[Records from a data collection]
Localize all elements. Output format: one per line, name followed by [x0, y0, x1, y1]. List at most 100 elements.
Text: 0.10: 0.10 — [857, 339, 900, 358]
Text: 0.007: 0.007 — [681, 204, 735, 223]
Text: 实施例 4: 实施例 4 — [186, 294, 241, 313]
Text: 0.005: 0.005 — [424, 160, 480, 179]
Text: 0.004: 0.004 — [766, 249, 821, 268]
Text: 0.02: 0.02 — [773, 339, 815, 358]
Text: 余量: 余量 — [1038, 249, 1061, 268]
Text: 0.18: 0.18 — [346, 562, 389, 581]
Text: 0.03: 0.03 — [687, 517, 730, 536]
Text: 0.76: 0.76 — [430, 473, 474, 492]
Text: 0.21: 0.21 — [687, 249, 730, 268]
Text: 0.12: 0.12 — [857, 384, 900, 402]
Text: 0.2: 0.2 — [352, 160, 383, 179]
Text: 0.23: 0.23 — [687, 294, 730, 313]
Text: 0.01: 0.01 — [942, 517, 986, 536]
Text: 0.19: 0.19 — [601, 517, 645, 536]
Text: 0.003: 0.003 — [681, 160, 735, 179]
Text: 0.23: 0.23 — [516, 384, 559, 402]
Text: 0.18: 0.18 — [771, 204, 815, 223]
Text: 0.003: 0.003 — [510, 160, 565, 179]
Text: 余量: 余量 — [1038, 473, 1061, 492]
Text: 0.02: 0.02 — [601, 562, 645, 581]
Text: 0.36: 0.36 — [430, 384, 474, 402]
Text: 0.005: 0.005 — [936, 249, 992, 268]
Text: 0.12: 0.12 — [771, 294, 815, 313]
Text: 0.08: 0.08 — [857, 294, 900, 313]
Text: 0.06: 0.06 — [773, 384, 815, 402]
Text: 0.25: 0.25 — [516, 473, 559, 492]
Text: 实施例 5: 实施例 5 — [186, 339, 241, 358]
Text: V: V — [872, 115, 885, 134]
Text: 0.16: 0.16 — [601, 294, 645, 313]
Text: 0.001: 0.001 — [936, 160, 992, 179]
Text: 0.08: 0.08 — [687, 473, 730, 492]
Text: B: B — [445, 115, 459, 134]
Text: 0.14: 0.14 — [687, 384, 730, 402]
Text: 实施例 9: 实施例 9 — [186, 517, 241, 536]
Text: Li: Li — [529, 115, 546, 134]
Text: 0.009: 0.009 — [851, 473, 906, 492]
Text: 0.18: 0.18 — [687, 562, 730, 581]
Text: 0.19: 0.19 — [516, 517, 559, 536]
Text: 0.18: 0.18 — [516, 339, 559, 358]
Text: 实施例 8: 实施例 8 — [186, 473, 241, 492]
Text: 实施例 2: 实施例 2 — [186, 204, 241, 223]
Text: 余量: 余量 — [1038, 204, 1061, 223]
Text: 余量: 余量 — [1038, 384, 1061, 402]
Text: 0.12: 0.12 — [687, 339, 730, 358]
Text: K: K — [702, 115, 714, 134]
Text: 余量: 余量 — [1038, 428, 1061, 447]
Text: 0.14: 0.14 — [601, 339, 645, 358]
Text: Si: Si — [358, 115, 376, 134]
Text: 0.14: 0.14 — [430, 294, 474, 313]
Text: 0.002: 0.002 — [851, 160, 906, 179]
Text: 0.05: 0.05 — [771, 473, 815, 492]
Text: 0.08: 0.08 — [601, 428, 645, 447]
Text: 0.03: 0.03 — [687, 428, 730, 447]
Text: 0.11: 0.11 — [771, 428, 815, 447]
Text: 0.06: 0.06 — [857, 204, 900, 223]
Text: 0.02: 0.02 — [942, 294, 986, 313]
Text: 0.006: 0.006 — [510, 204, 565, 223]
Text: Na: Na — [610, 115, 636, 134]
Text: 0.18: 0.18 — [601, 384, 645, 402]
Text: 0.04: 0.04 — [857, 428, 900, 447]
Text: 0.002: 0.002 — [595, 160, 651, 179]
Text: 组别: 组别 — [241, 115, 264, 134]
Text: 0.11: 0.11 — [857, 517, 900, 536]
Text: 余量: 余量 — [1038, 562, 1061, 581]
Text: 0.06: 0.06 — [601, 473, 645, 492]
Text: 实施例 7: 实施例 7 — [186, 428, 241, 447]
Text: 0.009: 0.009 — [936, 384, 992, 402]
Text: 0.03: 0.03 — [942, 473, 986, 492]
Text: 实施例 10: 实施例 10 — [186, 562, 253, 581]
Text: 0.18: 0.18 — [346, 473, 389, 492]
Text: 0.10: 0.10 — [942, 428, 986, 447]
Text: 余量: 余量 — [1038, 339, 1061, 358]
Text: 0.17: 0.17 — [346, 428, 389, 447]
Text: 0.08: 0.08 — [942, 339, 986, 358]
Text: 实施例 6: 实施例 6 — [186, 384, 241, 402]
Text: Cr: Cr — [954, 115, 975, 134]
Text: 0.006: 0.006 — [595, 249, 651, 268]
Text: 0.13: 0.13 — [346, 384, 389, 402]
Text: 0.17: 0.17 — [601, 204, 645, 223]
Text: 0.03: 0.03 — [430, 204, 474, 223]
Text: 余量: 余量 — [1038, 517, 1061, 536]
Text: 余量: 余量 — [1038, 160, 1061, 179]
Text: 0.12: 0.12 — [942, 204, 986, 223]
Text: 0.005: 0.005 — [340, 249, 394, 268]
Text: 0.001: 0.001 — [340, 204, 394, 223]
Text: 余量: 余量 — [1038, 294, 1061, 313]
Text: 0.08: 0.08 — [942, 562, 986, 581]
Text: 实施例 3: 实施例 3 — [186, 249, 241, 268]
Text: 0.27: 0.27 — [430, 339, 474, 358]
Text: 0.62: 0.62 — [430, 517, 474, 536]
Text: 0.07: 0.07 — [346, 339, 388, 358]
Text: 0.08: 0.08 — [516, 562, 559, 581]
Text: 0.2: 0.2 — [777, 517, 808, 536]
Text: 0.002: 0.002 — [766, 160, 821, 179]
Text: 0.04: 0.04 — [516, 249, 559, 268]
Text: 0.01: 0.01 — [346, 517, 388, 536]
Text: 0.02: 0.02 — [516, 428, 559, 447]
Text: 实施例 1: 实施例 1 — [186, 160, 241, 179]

GIVEN REQUEST: Can you quote every one of the items above, line for line, without changing a character?

EXERCISE SOLUTION:
Localize all elements. Output format: one per line, name followed by [x0, y0, x1, y1]. List at most 100 elements.
Text: 0.10: 0.10 — [857, 339, 900, 358]
Text: 0.007: 0.007 — [681, 204, 735, 223]
Text: 实施例 4: 实施例 4 — [186, 294, 241, 313]
Text: 0.005: 0.005 — [424, 160, 480, 179]
Text: 0.004: 0.004 — [766, 249, 821, 268]
Text: 0.02: 0.02 — [773, 339, 815, 358]
Text: 余量: 余量 — [1038, 249, 1061, 268]
Text: 0.18: 0.18 — [346, 562, 389, 581]
Text: 0.03: 0.03 — [687, 517, 730, 536]
Text: 0.76: 0.76 — [430, 473, 474, 492]
Text: 0.21: 0.21 — [687, 249, 730, 268]
Text: 0.12: 0.12 — [857, 384, 900, 402]
Text: 0.2: 0.2 — [352, 160, 383, 179]
Text: 0.23: 0.23 — [687, 294, 730, 313]
Text: 0.01: 0.01 — [942, 517, 986, 536]
Text: 0.19: 0.19 — [601, 517, 645, 536]
Text: 0.003: 0.003 — [681, 160, 735, 179]
Text: 0.23: 0.23 — [516, 384, 559, 402]
Text: 0.18: 0.18 — [771, 204, 815, 223]
Text: 0.003: 0.003 — [510, 160, 565, 179]
Text: 余量: 余量 — [1038, 473, 1061, 492]
Text: 0.02: 0.02 — [601, 562, 645, 581]
Text: 0.36: 0.36 — [430, 384, 474, 402]
Text: 0.005: 0.005 — [936, 249, 992, 268]
Text: 0.12: 0.12 — [771, 294, 815, 313]
Text: 0.08: 0.08 — [857, 294, 900, 313]
Text: 0.06: 0.06 — [773, 384, 815, 402]
Text: 0.25: 0.25 — [516, 473, 559, 492]
Text: 实施例 5: 实施例 5 — [186, 339, 241, 358]
Text: V: V — [872, 115, 885, 134]
Text: 0.16: 0.16 — [601, 294, 645, 313]
Text: 0.001: 0.001 — [936, 160, 992, 179]
Text: 0.08: 0.08 — [687, 473, 730, 492]
Text: B: B — [445, 115, 459, 134]
Text: 0.14: 0.14 — [687, 384, 730, 402]
Text: 实施例 9: 实施例 9 — [186, 517, 241, 536]
Text: Li: Li — [529, 115, 546, 134]
Text: 0.009: 0.009 — [851, 473, 906, 492]
Text: 0.18: 0.18 — [687, 562, 730, 581]
Text: 0.19: 0.19 — [516, 517, 559, 536]
Text: 0.18: 0.18 — [516, 339, 559, 358]
Text: 实施例 8: 实施例 8 — [186, 473, 241, 492]
Text: 实施例 2: 实施例 2 — [186, 204, 241, 223]
Text: 余量: 余量 — [1038, 204, 1061, 223]
Text: 余量: 余量 — [1038, 384, 1061, 402]
Text: 0.12: 0.12 — [687, 339, 730, 358]
Text: K: K — [702, 115, 714, 134]
Text: 余量: 余量 — [1038, 428, 1061, 447]
Text: 0.14: 0.14 — [601, 339, 645, 358]
Text: Si: Si — [358, 115, 376, 134]
Text: 0.14: 0.14 — [430, 294, 474, 313]
Text: 0.002: 0.002 — [851, 160, 906, 179]
Text: 0.05: 0.05 — [771, 473, 815, 492]
Text: 0.08: 0.08 — [601, 428, 645, 447]
Text: 0.03: 0.03 — [687, 428, 730, 447]
Text: 0.11: 0.11 — [771, 428, 815, 447]
Text: 0.06: 0.06 — [857, 204, 900, 223]
Text: 0.02: 0.02 — [942, 294, 986, 313]
Text: 0.006: 0.006 — [510, 204, 565, 223]
Text: Na: Na — [610, 115, 636, 134]
Text: 0.18: 0.18 — [601, 384, 645, 402]
Text: 0.04: 0.04 — [857, 428, 900, 447]
Text: 0.002: 0.002 — [595, 160, 651, 179]
Text: 组别: 组别 — [241, 115, 264, 134]
Text: 0.11: 0.11 — [857, 517, 900, 536]
Text: 余量: 余量 — [1038, 562, 1061, 581]
Text: 0.06: 0.06 — [601, 473, 645, 492]
Text: 实施例 7: 实施例 7 — [186, 428, 241, 447]
Text: 0.009: 0.009 — [936, 384, 992, 402]
Text: 0.03: 0.03 — [942, 473, 986, 492]
Text: 实施例 10: 实施例 10 — [186, 562, 253, 581]
Text: 0.18: 0.18 — [346, 473, 389, 492]
Text: 0.10: 0.10 — [942, 428, 986, 447]
Text: 余量: 余量 — [1038, 339, 1061, 358]
Text: 0.17: 0.17 — [346, 428, 389, 447]
Text: 0.08: 0.08 — [942, 339, 986, 358]
Text: 实施例 6: 实施例 6 — [186, 384, 241, 402]
Text: Cr: Cr — [954, 115, 975, 134]
Text: 0.006: 0.006 — [595, 249, 651, 268]
Text: 0.13: 0.13 — [346, 384, 389, 402]
Text: 0.17: 0.17 — [601, 204, 645, 223]
Text: 0.03: 0.03 — [430, 204, 474, 223]
Text: 余量: 余量 — [1038, 517, 1061, 536]
Text: 余量: 余量 — [1038, 160, 1061, 179]
Text: 0.12: 0.12 — [942, 204, 986, 223]
Text: 0.005: 0.005 — [340, 249, 394, 268]
Text: 0.001: 0.001 — [340, 204, 394, 223]
Text: 余量: 余量 — [1038, 294, 1061, 313]
Text: 0.08: 0.08 — [942, 562, 986, 581]
Text: 实施例 3: 实施例 3 — [186, 249, 241, 268]
Text: 0.27: 0.27 — [430, 339, 474, 358]
Text: 0.62: 0.62 — [430, 517, 474, 536]
Text: 0.07: 0.07 — [346, 339, 388, 358]
Text: 0.08: 0.08 — [516, 562, 559, 581]
Text: 0.2: 0.2 — [777, 517, 808, 536]
Text: 0.002: 0.002 — [766, 160, 821, 179]
Text: 0.04: 0.04 — [516, 249, 559, 268]
Text: 0.01: 0.01 — [346, 517, 388, 536]
Text: 0.02: 0.02 — [516, 428, 559, 447]
Text: 实施例 1: 实施例 1 — [186, 160, 241, 179]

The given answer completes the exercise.